>>>

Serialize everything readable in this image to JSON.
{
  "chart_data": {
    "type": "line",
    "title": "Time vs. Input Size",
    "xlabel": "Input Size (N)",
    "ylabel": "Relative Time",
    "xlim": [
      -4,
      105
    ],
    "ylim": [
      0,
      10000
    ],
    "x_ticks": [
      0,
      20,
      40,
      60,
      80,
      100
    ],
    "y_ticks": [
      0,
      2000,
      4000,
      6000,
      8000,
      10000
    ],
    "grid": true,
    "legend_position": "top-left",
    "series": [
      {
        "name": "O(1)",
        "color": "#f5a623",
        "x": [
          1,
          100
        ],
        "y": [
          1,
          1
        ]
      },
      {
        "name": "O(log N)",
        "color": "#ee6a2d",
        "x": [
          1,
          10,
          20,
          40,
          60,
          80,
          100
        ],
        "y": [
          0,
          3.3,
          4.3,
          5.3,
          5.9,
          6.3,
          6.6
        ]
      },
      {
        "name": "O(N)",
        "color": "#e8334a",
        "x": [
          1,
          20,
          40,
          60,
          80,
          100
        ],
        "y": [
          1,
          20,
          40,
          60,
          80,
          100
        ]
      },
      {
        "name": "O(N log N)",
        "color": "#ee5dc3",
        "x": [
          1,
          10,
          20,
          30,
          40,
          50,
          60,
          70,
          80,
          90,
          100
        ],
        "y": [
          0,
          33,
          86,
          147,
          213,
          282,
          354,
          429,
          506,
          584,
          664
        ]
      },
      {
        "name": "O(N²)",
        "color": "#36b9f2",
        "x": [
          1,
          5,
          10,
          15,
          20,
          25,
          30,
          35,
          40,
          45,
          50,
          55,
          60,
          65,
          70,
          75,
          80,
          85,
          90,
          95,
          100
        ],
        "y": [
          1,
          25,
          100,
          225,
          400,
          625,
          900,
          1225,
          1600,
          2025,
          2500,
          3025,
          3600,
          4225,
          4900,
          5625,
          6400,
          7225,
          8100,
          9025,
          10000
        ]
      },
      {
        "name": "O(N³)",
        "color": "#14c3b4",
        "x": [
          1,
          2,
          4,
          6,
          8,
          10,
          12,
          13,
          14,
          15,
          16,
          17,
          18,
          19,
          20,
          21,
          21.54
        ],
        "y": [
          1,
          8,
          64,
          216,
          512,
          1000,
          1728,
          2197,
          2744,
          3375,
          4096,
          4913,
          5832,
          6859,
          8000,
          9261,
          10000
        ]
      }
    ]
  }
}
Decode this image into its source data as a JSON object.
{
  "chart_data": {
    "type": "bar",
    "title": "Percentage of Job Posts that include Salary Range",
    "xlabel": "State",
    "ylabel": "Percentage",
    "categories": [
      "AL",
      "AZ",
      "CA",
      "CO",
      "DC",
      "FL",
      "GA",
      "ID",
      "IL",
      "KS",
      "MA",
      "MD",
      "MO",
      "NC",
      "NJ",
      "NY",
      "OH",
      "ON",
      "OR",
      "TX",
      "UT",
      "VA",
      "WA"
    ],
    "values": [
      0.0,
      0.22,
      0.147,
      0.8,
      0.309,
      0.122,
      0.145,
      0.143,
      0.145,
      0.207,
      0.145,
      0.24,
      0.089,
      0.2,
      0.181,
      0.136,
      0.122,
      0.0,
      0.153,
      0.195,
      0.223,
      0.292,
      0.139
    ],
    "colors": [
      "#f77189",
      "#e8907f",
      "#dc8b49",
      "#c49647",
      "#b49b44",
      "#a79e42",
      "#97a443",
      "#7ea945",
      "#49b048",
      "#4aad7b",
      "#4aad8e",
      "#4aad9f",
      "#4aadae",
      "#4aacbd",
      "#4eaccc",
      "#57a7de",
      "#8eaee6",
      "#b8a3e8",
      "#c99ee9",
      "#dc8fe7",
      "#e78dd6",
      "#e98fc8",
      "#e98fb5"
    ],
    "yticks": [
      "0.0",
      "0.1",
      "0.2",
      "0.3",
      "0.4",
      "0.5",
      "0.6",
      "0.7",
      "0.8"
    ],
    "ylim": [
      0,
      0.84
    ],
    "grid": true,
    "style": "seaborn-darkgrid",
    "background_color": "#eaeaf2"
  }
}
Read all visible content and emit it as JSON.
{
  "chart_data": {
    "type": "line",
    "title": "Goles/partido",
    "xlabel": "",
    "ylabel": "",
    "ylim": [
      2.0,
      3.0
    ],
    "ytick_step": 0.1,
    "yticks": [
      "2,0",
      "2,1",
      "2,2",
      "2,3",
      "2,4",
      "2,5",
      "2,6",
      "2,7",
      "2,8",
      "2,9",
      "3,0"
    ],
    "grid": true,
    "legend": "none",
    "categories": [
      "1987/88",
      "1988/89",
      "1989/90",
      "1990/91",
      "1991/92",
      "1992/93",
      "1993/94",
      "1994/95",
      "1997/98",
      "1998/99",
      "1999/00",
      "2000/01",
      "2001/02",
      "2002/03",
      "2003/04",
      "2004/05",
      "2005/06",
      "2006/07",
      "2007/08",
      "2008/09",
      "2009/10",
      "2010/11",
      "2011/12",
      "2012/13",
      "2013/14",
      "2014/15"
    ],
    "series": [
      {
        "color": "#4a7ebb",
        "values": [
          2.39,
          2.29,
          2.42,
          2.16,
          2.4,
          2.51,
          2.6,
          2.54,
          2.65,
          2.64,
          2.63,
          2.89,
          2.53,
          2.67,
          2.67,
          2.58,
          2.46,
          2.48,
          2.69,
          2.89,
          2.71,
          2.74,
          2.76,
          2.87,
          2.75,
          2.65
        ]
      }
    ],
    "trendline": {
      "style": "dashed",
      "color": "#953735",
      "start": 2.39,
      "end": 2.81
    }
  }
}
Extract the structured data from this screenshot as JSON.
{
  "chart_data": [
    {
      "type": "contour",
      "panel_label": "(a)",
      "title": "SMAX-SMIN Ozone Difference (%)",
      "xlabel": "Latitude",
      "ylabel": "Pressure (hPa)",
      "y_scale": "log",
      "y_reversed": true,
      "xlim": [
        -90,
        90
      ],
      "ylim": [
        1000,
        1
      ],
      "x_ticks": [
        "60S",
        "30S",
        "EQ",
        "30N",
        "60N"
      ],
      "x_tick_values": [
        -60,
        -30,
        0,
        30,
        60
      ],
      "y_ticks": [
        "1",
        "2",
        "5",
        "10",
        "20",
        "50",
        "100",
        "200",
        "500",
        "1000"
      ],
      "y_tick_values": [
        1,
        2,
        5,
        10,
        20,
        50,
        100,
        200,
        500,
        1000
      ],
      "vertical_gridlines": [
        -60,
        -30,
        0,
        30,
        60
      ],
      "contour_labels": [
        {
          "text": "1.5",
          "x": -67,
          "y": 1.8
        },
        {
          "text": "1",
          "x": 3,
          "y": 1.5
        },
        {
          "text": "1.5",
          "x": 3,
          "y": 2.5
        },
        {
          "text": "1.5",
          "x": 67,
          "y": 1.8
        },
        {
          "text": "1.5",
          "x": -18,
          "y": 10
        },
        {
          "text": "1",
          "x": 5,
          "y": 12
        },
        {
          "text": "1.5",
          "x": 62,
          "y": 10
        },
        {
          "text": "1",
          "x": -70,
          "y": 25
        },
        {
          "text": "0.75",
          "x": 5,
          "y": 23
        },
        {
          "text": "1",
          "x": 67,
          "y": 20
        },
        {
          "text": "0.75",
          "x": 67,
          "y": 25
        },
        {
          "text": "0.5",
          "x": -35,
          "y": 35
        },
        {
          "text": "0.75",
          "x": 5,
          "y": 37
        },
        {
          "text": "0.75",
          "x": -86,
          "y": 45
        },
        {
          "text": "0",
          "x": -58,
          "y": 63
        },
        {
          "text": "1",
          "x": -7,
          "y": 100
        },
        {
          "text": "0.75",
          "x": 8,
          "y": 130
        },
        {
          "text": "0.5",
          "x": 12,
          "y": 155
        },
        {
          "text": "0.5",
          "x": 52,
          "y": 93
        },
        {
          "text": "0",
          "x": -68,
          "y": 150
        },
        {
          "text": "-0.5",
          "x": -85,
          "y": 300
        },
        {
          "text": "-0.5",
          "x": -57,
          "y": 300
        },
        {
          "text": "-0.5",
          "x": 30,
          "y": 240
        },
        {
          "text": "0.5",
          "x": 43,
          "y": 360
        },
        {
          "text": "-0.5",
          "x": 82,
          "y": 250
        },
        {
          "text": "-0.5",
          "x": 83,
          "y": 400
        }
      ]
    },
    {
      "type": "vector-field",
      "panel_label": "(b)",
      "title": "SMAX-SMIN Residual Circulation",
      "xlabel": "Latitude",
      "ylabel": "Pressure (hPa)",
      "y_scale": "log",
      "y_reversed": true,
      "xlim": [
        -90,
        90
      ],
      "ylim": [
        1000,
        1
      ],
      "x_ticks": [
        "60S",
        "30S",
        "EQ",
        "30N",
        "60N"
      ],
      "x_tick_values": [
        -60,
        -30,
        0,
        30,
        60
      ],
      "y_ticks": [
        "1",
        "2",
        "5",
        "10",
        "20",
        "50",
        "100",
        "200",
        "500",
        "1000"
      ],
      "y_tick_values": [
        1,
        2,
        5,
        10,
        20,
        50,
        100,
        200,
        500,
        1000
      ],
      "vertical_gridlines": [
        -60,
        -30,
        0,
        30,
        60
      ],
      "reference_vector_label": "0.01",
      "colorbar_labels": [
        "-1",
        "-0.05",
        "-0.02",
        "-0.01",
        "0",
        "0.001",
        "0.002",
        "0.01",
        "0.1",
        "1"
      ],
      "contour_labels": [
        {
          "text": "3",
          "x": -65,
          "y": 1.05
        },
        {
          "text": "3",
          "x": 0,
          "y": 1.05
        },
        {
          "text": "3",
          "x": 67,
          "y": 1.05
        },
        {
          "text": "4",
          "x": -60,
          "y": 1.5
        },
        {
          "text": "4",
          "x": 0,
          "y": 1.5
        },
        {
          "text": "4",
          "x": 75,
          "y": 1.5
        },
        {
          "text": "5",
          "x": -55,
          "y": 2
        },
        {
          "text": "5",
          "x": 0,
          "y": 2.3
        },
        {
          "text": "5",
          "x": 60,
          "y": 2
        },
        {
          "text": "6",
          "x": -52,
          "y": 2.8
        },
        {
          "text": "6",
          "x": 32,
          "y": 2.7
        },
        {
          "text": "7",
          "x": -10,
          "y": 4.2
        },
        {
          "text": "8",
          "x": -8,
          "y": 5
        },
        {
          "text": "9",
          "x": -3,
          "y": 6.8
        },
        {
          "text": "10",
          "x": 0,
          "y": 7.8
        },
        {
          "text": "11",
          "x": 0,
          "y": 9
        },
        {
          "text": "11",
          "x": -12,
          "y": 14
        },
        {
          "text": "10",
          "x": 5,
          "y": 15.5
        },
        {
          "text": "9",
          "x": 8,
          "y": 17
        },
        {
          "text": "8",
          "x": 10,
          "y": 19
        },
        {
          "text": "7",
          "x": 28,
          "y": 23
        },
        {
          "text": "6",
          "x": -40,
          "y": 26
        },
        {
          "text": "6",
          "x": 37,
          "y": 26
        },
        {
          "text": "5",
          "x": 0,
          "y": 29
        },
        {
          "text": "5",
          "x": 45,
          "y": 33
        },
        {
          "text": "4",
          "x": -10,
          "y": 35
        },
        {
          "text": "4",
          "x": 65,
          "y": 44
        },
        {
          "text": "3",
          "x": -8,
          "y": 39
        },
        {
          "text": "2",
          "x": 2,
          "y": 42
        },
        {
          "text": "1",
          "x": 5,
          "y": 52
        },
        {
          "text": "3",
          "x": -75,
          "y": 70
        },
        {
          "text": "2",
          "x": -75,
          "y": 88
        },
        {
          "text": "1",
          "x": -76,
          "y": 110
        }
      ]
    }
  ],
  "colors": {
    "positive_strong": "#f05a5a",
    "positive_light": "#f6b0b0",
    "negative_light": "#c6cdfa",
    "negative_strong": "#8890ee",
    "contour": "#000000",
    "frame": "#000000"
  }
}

<<<

== Stated task ==
Tally the lines of the listing above that include the word "title". Answer with the number alone.

== Expected output ==
5